#### Consignes
**a)** Résumez en deux phrases l'extrait sur les fenêtres des salles de bains.
**b)** Prolongez l'extrait sur les fenêtres des salles de bains en reprenant juste après sa dernière phrase.

#### Extrait du texte
□ □ □
Les fenêtres de nos deux salles de bains, pour qu’on ne pût nous voir du dehors, n’étaient pas lisses, mais toutes froncées d’un givre artificiel et démodé. Le soleil tout à coup jaunissait cette mousseline de verre, la dorait et, découvrant doucement en moi un jeune homme plus ancien qu’avait caché longtemps l’habitude, me grisait de souvenirs, comme si j’eusse été en pleine nature devant des feuillages dorés où ne manquait même pas la présence d’un oiseau [30].
□ □ □
#### Données fournies

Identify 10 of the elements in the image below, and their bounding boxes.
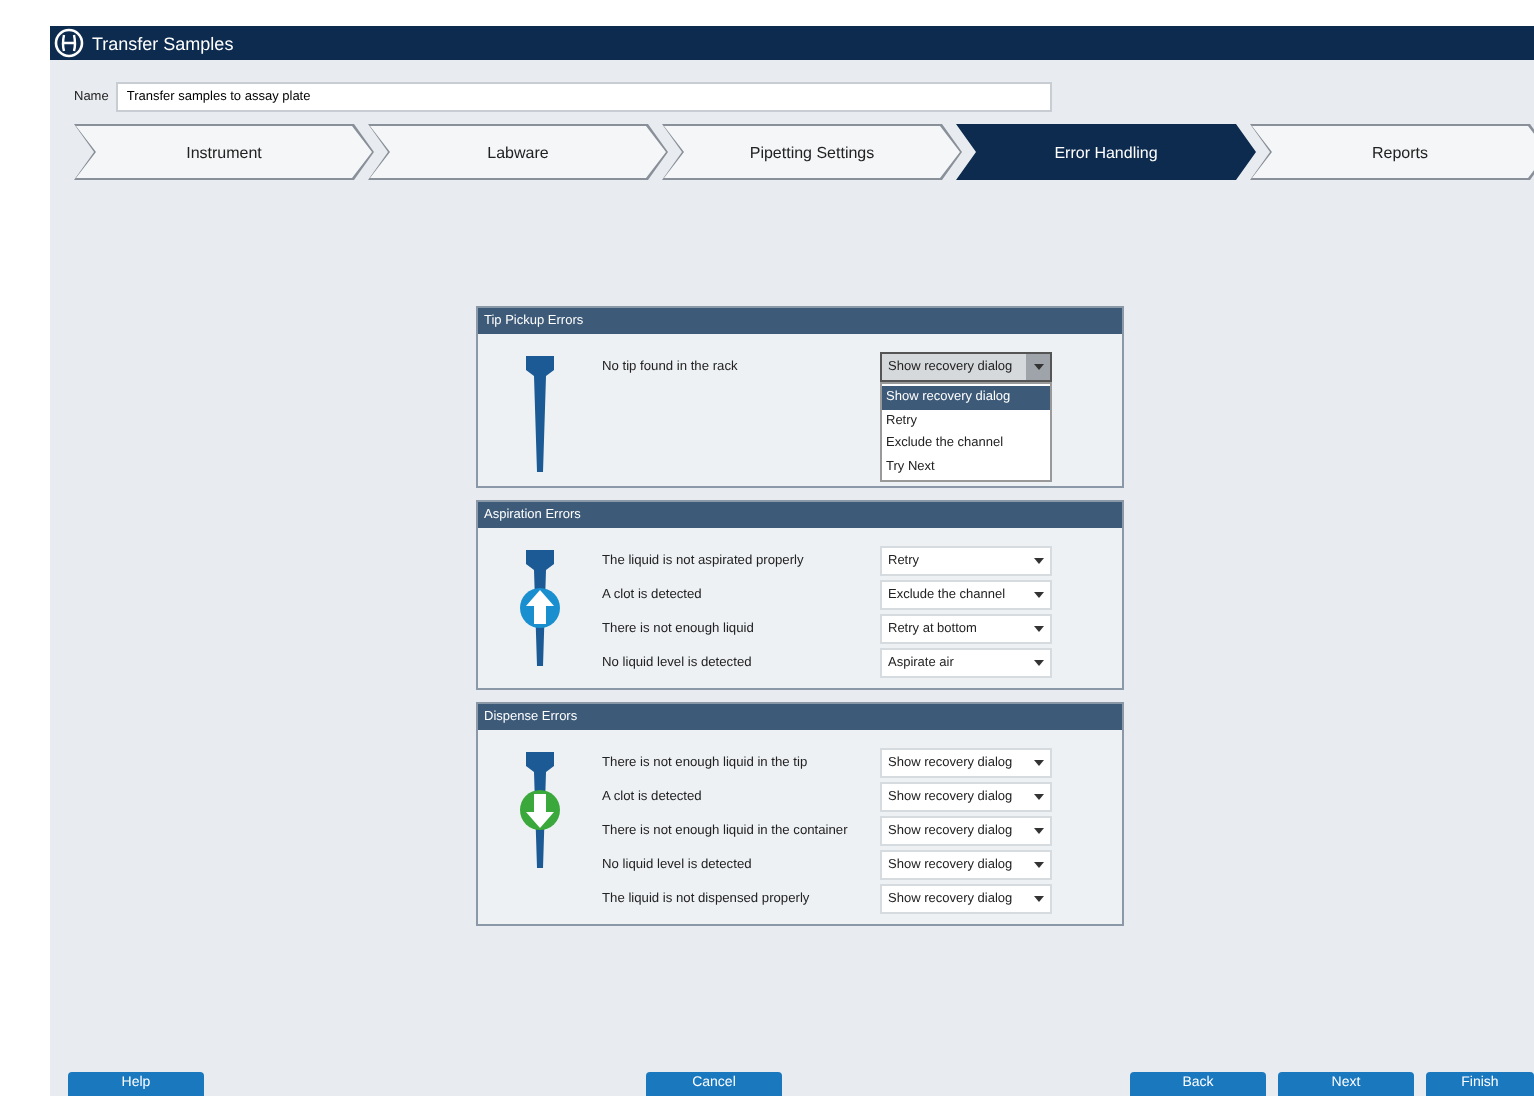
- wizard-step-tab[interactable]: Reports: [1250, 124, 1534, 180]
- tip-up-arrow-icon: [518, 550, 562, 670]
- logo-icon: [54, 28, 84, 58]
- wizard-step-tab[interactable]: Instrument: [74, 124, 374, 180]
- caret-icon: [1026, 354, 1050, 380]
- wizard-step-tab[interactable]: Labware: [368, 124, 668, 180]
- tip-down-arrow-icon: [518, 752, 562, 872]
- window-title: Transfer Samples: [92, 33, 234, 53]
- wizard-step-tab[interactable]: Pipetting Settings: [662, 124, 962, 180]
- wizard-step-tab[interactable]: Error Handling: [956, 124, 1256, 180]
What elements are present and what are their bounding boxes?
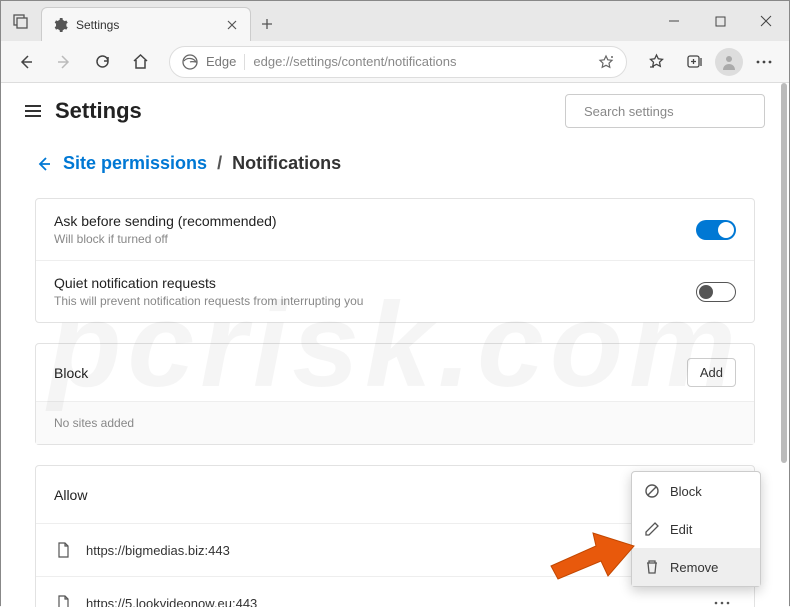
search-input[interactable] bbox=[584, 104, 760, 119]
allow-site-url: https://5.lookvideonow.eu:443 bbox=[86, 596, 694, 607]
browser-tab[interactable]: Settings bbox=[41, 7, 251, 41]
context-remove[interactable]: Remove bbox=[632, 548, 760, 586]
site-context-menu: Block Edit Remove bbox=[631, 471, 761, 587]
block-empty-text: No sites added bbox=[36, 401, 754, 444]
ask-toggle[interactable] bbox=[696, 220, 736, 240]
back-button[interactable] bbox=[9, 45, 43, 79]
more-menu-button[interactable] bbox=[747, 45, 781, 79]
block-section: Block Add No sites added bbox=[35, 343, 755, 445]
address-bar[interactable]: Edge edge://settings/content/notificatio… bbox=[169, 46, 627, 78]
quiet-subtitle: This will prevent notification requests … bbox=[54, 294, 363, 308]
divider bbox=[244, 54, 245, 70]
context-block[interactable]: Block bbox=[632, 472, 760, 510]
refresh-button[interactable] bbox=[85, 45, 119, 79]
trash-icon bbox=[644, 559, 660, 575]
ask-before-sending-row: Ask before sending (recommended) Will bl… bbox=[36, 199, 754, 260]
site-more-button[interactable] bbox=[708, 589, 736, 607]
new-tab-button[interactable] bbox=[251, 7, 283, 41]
□ □ □
#### Réponses
**a)** Les fenêtres des deux salles de bains étaient couvertes d'un givre artificiel et démodé, afin qu'on ne puisse pas voir l'intérieur depuis le dehors. Lorsque le soleil dorait soudain ce verre, il faisait ressurgir un jeune homme plus ancien, longtemps caché par l'habitude, et enivrait de souvenirs, comme devant des feuillages dorés en pleine nature où ne manquait même pas un oiseau.

**b)**
Chez Proust, la fenêtre givrée est tournée vers l’extérieur, alors qu’Akerman, consciemment, confine plutôt ce dispositif vers l’intérieur. Ce qui dans La Captive vient souligner à gros traits l’enfermement des êtres dans leurs pulsions et dans le détraquement de leur rapport au quotidien était en fait chez Proust un moyen d’évasion dans le souvenir qui permet de goûter autrement le présent. Il est même dit explicitement que, par un effet de lumière, l’habitude – le rituel, donc – est brisée. Le souvenir ici évoqué, celui de feuillages dorés, est tout ce qu’il y a de plus naturel, de plus ordinaire. Dans La Prisonnière, la facticité des rapports humains entre le héros et Albertine est sans cesse contrebalancée par de tels moments qui incitent à une redécouverte émerveillée du quotidien (fig. 24).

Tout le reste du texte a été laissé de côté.